» **Set of tasks**
A) In the guidance on building a CCoE, how should application team leaders be treated?
B) From the guidance on building a CCoE, output everything from "A CCoE team" down to "the organization changes.".
C) Pick up the guidance on building a CCoE after its last sentence and keep writing.

» **Selected excerpt**

Building a CCOE to transform the entire enterprise - Public Sector Cloud Transformation

Building a CCOE to transform the entire enterprise

A CCoE team should start small, develop an approach for implementing cloud technology at scale for your organization. This team can become the fulcrum by which your organization transforms the way technology serves the business.

The following tenets are key guiding principles for creating a CCoE:

  1. The CCoE structure will evolve and change as the organization changes.

  2. Treat the cloud as your product, and treat application team leaders as the customers you are enabling.

  3. Build company culture into everything you do.

  4. Organizational change management is central to business transformation. Use intentional and targeted organizational change management to change company culture and norms.

  5. Embrace a change-as-normal mindset. Changes in applications, IT systems, and business direction is expected.

  6. Operating model decisions will determine how people fill roles to achieve business outcomes.

Data entries:
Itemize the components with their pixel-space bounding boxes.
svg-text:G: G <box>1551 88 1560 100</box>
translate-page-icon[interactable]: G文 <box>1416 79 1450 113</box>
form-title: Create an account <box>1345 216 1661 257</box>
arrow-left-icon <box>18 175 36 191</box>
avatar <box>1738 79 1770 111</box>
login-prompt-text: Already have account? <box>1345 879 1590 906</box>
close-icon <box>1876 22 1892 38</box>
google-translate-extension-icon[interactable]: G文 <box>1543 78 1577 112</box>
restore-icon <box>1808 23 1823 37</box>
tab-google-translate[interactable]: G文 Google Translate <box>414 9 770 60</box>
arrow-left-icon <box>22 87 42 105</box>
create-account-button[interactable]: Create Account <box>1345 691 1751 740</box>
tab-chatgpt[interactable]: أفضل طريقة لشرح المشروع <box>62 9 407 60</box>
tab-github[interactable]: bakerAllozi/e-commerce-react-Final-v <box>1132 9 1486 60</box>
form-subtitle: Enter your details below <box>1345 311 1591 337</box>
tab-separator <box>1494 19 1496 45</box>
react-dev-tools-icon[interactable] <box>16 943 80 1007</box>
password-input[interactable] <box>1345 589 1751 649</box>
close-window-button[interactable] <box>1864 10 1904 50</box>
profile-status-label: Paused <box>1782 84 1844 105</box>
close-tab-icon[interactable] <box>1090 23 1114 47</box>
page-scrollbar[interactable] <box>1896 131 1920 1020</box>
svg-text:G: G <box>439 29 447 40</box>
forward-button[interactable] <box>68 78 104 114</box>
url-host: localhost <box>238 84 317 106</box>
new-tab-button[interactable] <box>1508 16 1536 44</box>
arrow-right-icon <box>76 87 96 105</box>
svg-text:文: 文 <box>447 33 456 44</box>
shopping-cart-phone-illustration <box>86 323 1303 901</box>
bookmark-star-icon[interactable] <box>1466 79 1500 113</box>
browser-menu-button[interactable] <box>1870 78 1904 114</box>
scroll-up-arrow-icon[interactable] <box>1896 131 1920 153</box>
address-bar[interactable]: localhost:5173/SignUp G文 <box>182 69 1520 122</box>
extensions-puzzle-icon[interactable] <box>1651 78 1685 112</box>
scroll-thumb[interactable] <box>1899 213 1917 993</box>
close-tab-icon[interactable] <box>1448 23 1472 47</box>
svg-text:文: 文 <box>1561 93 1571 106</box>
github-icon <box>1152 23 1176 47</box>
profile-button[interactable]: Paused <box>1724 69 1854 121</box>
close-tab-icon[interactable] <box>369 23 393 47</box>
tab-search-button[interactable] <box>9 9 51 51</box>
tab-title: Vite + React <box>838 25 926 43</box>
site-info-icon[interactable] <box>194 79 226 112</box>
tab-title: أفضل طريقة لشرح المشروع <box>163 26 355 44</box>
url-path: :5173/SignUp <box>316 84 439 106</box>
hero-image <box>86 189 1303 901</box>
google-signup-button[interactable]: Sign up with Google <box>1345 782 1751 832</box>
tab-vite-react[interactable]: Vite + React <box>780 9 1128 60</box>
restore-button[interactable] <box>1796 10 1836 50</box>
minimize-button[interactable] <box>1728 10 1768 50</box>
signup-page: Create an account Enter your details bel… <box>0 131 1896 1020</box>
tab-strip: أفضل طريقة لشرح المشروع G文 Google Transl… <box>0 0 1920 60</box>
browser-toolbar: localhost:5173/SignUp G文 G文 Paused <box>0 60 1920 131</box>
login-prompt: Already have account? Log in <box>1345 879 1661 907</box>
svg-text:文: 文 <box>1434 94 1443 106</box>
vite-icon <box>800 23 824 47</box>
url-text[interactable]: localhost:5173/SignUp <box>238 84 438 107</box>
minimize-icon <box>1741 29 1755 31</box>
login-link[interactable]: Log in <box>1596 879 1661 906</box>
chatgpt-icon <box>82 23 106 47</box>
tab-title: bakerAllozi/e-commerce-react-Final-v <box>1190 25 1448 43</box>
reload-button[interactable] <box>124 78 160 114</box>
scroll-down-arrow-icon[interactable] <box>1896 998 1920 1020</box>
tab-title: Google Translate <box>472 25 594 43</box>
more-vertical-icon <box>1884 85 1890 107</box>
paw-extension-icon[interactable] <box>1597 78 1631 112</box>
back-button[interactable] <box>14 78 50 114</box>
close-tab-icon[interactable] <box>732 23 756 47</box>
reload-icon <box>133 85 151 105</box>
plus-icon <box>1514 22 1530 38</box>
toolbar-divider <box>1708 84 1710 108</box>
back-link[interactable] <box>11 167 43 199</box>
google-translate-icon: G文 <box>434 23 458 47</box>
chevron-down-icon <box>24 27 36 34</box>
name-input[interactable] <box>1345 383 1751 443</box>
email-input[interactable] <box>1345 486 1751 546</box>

» **Responses by task**
A) As the customers the CCoE is enabling.

B)
A CCoE team should start small, develop an approach for implementing cloud technology at scale for your organization. This team can become the fulcrum by which your organization transforms the way technology serves the business.

The following tenets are key guiding principles for creating a CCoE:

  1. The CCoE structure will evolve and change as the organization changes.

C)
Designing a CCoE to include people from across impacted business segments, with cross-functional skills and experiences, is important for successful migration at scale. You build subject matter expertise, achieve buy-in, earn trust across your organization, and establish effective guidelines that balance your business requirements. There is no single organizational structure that works for everyone. The following guidelines will help you design a CCoE that represents your company:

  • Start with a very aggressive vision but work incrementally in small steps to get there.

  • Engage employees by setting goals and letting people tackle them creatively.

  • Maintain a relentless focus on becoming ever leaner, with ever shorter lead times.

  • Use a lot of automation to enable stability and speed at the same time.

  • Have extreme clarity on business objectives, and simpler business cases as a result.

  • Ensure that there is a consistent sense of urgency around the transformation to avoid needless debate and delay.

A CCoE is comprised of two functional groups:

  • The Cloud Business Office (CBO)

  • Cloud Engineering

The functions of each group will help you determine who to include in each group and in the larger CCoE. The CBO owns ensuring that the cloud services meet the needs of your internal customers and business services. Business services, and the applications that support them, consume the cloud services provided by IT. IT should adopt a customer-centric model toward business application owners. This tenet represents a shift for most organizations. It is an important consideration when developing your cloud operating model, CCoE, and cloud team approach.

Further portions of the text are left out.